[WHAT IS ASKED] Records follow. Select each line holding "krocet".

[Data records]
-- -- --
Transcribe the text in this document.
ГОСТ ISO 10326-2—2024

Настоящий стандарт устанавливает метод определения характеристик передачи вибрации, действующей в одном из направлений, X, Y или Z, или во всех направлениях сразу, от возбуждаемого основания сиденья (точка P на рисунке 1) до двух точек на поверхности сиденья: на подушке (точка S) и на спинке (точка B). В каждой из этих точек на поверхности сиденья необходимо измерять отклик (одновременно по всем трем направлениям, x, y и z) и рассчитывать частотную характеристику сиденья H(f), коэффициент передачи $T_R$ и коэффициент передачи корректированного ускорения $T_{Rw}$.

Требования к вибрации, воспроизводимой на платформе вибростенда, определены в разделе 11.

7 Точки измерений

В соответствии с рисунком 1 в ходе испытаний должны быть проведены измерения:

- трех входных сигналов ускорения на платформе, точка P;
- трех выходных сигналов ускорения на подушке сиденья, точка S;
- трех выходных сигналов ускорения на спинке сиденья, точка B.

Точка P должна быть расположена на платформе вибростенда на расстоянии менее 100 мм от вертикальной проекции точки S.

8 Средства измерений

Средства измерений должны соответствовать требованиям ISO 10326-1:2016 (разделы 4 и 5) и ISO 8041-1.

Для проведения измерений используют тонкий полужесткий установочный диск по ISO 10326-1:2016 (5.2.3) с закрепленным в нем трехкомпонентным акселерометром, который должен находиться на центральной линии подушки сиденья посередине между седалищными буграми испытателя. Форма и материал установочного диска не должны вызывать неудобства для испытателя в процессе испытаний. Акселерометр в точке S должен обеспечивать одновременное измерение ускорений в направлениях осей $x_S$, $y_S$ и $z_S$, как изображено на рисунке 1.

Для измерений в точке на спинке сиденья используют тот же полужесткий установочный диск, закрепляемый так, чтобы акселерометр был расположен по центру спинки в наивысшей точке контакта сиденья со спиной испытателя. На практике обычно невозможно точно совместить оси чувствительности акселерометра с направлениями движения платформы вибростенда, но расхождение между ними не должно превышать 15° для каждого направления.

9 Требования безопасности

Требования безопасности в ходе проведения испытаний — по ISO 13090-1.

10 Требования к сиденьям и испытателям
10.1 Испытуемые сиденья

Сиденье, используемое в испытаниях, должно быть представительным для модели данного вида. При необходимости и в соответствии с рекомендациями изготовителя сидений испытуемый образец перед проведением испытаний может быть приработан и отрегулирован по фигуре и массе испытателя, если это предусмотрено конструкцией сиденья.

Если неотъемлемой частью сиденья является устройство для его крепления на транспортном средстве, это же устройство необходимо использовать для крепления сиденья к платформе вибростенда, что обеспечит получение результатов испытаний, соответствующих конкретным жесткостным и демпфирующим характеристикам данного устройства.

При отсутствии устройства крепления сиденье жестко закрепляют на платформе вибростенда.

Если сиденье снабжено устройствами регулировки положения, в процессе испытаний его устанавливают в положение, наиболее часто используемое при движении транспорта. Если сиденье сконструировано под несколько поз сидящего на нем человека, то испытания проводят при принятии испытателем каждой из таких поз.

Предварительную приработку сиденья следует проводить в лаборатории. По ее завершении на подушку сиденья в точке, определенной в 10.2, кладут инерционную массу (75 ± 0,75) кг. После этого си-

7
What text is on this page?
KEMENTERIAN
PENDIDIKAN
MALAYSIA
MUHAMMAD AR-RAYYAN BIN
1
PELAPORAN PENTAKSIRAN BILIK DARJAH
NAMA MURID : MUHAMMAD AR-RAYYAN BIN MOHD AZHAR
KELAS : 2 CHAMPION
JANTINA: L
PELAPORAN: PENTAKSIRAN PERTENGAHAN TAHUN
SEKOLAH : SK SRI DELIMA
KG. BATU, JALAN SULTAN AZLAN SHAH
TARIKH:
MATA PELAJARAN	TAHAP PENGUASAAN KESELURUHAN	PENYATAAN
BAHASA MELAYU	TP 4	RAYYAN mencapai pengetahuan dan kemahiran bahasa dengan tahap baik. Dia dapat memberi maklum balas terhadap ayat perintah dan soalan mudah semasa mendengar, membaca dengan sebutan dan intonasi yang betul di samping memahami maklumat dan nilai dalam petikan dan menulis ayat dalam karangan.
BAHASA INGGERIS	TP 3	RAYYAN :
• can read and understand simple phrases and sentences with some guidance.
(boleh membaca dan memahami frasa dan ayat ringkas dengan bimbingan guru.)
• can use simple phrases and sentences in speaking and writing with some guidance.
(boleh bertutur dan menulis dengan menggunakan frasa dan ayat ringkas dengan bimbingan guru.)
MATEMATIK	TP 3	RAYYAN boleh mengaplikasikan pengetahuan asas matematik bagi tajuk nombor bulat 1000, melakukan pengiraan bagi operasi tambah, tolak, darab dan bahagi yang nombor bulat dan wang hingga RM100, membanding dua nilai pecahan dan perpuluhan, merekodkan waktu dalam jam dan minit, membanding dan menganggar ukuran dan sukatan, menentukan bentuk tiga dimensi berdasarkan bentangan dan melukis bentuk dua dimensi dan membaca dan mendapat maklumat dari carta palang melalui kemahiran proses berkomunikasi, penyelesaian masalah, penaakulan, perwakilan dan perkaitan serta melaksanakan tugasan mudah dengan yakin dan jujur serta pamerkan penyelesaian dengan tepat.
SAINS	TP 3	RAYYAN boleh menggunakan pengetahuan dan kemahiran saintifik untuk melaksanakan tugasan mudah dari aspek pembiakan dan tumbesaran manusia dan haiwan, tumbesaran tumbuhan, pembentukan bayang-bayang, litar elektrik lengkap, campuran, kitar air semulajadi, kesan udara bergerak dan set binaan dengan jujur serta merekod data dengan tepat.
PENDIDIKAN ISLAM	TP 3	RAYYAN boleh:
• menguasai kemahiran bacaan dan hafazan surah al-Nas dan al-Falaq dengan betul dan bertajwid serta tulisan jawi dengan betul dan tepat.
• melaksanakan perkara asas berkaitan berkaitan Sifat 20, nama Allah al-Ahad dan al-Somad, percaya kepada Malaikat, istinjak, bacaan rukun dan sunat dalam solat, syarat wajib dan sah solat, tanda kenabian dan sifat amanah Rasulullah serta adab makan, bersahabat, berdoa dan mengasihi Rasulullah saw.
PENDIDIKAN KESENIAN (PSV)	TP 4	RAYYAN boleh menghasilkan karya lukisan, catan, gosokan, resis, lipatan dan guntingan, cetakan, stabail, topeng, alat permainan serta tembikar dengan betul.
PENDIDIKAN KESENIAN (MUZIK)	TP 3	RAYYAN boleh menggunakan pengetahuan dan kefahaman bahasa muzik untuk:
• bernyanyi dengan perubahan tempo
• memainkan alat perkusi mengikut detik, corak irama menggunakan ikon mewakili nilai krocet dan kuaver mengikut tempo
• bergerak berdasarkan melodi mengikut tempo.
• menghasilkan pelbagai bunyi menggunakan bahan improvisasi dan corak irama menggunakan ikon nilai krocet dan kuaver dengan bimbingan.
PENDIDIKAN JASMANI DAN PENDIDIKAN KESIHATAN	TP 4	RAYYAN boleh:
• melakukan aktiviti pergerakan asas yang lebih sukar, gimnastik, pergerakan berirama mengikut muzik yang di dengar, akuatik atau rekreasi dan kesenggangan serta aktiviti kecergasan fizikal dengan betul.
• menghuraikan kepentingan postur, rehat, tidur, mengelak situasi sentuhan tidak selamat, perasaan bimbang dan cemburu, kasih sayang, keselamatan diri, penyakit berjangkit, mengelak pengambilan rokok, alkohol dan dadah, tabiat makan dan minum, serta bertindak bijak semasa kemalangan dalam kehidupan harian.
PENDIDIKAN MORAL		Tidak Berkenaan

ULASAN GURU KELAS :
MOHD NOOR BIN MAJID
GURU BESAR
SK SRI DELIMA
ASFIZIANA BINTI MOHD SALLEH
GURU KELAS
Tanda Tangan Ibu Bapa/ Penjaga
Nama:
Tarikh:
-- -- --
[EXPECTED ANSWER]
• memainkan alat perkusi mengikut detik, corak irama menggunakan ikon mewakili nilai krocet dan kuaver mengikut tempo
• menghasilkan pelbagai bunyi menggunakan bahan improvisasi dan corak irama menggunakan ikon nilai krocet dan kuaver dengan bimbingan.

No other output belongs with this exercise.